*** Record extracts ***

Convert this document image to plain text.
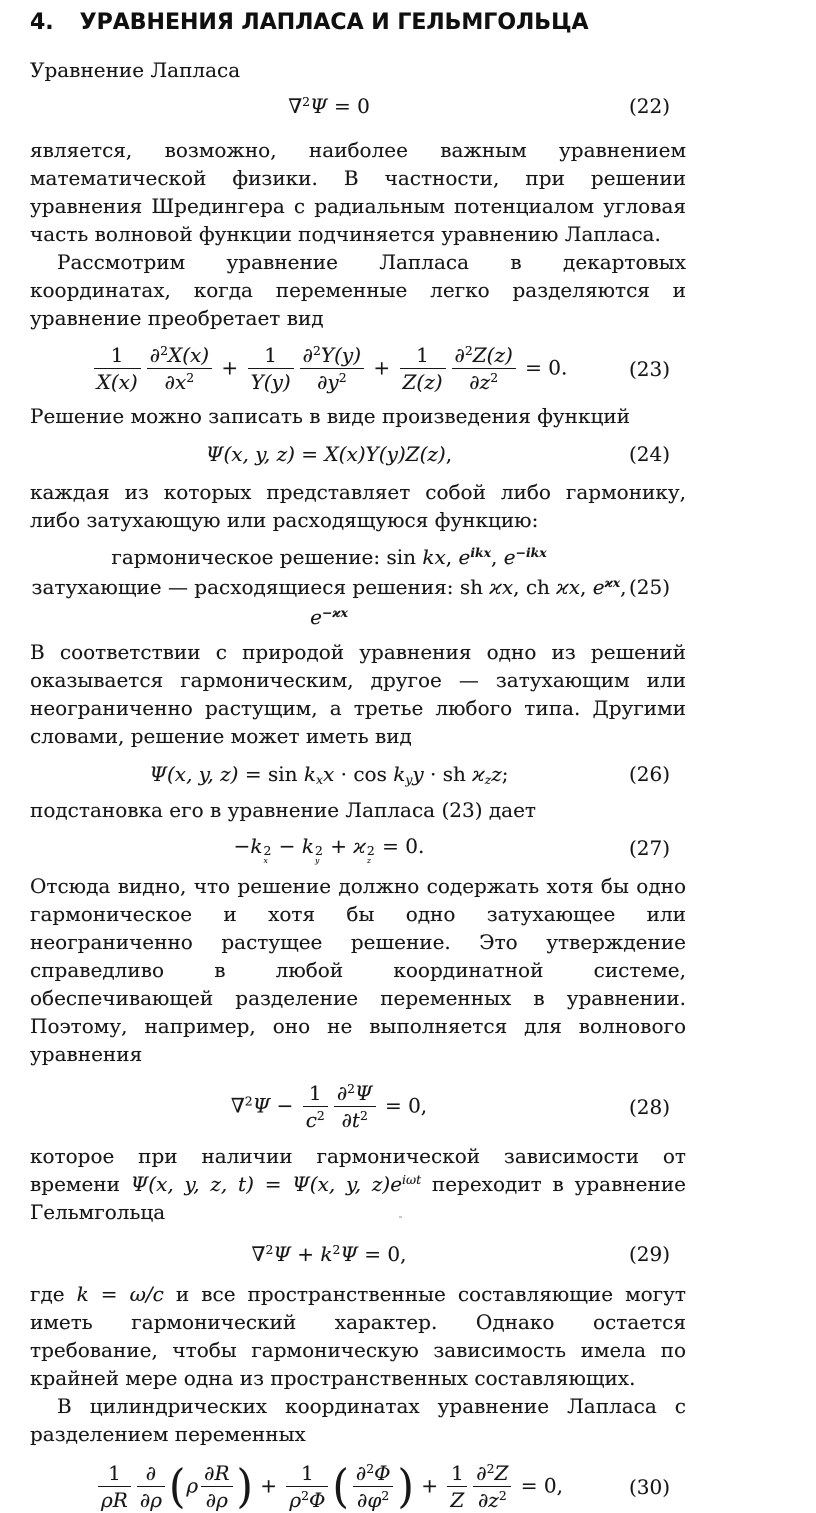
4. УРАВНЕНИЯ ЛАПЛАСА И ГЕЛЬМГОЛЬЦА

Уравнение Лапласа

∇$^2$Ψ = 0	(22)

является, возможно, наиболее важным уравнением математической физики. В частности, при решении уравнения Шредингера с радиальным потенциалом угловая часть волновой функции подчиняется уравнению Лапласа.

Рассмотрим уравнение Лапласа в декартовых координатах, когда переменные легко разделяются и уравнение преобретает вид

$\frac{1}{X(x)} \frac{\partial^2X(x)}{\partial x^2} + \frac{1}{Y(y)} \frac{\partial^2Y(y)}{\partial y^2} + \frac{1}{Z(z)} \frac{\partial^2Z(z)}{\partial z^2} = 0$.	(23)

Решение можно записать в виде произведения функций

Ψ(x, y, z) = X(x)Y(y)Z(z),	(24)

каждая из которых представляет собой либо гармонику, либо затухающую или расходящуюся функцию:

гармоническое решение: sin kx, $e^{ikx}$, $e^{-ikx}$
затухающие — расходящиеся решения: sh ϰx, ch ϰx, $e^{ϰx}$, $e^{-ϰx}$
(25)

В соответствии с природой уравнения одно из решений оказывается гармоническим, другое — затухающим или неограниченно растущим, а третье любого типа. Другими словами, решение может иметь вид

Ψ(x, y, $z) = \sin k_xx \cdot \cos k_yy$ · sh $ϰ_zz$;	(26)

подстановка его в уравнение Лапласа (23) дает

−k 2
x
− k 2
y
+ ϰ 2
z
= 0.	(27)

Отсюда видно, что решение должно содержать хотя бы одно гармоническое и хотя бы одно затухающее или неограниченно растущее решение. Это утверждение справедливо в любой координатной системе, обеспечивающей разделение переменных в уравнении. Поэтому, например, оно не выполняется для волнового уравнения

$\nabla^2\Psi - \frac{1}{c^2} \frac{\partial^2\Psi}{\partial t^2} = 0$,	(28)

которое при наличии гармонической зависимости от времени Ψ(x, y, z, t) = Ψ(x, y, $z)e^{i\omega t}$ переходит в уравнение Гельмгольца

$\nabla^2\Psi + k^2\Psi = 0$,	(29)

где k = ω/c и все пространственные составляющие могут иметь гармонический характер. Однако остается требование, чтобы гармоническую зависимость имела по крайней мере одна из пространственных составляющих.

В цилиндрических координатах уравнение Лапласа с разделением переменных

$\frac{1}{\rho R} \frac{\partial}{\partial\rho}$ ( ρ $\frac{\partial R}{\partial\rho}$ ) + $\frac{1}{\rho^2\Phi}$ ( $\frac{\partial^2\Phi}{\partial\varphi^2}$ ) + $\frac{1}{Z} \frac{\partial^2Z}{\partial z^2} = 0$,	(30)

***

Write out each line of the data exactly; the images should be left out.

→ Reply:
Convert this document image to plain text.
4. УРАВНЕНИЯ ЛАПЛАСА И ГЕЛЬМГОЛЬЦА

Уравнение Лапласа

∇$^2$Ψ = 0	(22)

является, возможно, наиболее важным уравнением математической физики. В частности, при решении уравнения Шредингера с радиальным потенциалом угловая часть волновой функции подчиняется уравнению Лапласа.

Рассмотрим уравнение Лапласа в декартовых координатах, когда переменные легко разделяются и уравнение преобретает вид

$\frac{1}{X(x)} \frac{\partial^2X(x)}{\partial x^2} + \frac{1}{Y(y)} \frac{\partial^2Y(y)}{\partial y^2} + \frac{1}{Z(z)} \frac{\partial^2Z(z)}{\partial z^2} = 0$.	(23)

Решение можно записать в виде произведения функций

Ψ(x, y, z) = X(x)Y(y)Z(z),	(24)

каждая из которых представляет собой либо гармонику, либо затухающую или расходящуюся функцию:

гармоническое решение: sin kx, $e^{ikx}$, $e^{-ikx}$
затухающие — расходящиеся решения: sh ϰx, ch ϰx, $e^{ϰx}$, $e^{-ϰx}$
(25)

В соответствии с природой уравнения одно из решений оказывается гармоническим, другое — затухающим или неограниченно растущим, а третье любого типа. Другими словами, решение может иметь вид

Ψ(x, y, $z) = \sin k_xx \cdot \cos k_yy$ · sh $ϰ_zz$;	(26)

подстановка его в уравнение Лапласа (23) дает

−k 2
x
− k 2
y
+ ϰ 2
z
= 0.	(27)

Отсюда видно, что решение должно содержать хотя бы одно гармоническое и хотя бы одно затухающее или неограниченно растущее решение. Это утверждение справедливо в любой координатной системе, обеспечивающей разделение переменных в уравнении. Поэтому, например, оно не выполняется для волнового уравнения

$\nabla^2\Psi - \frac{1}{c^2} \frac{\partial^2\Psi}{\partial t^2} = 0$,	(28)

которое при наличии гармонической зависимости от времени Ψ(x, y, z, t) = Ψ(x, y, $z)e^{i\omega t}$ переходит в уравнение Гельмгольца

$\nabla^2\Psi + k^2\Psi = 0$,	(29)

где k = ω/c и все пространственные составляющие могут иметь гармонический характер. Однако остается требование, чтобы гармоническую зависимость имела по крайней мере одна из пространственных составляющих.

В цилиндрических координатах уравнение Лапласа с разделением переменных

$\frac{1}{\rho R} \frac{\partial}{\partial\rho}$ ( ρ $\frac{\partial R}{\partial\rho}$ ) + $\frac{1}{\rho^2\Phi}$ ( $\frac{\partial^2\Phi}{\partial\varphi^2}$ ) + $\frac{1}{Z} \frac{\partial^2Z}{\partial z^2} = 0$,	(30)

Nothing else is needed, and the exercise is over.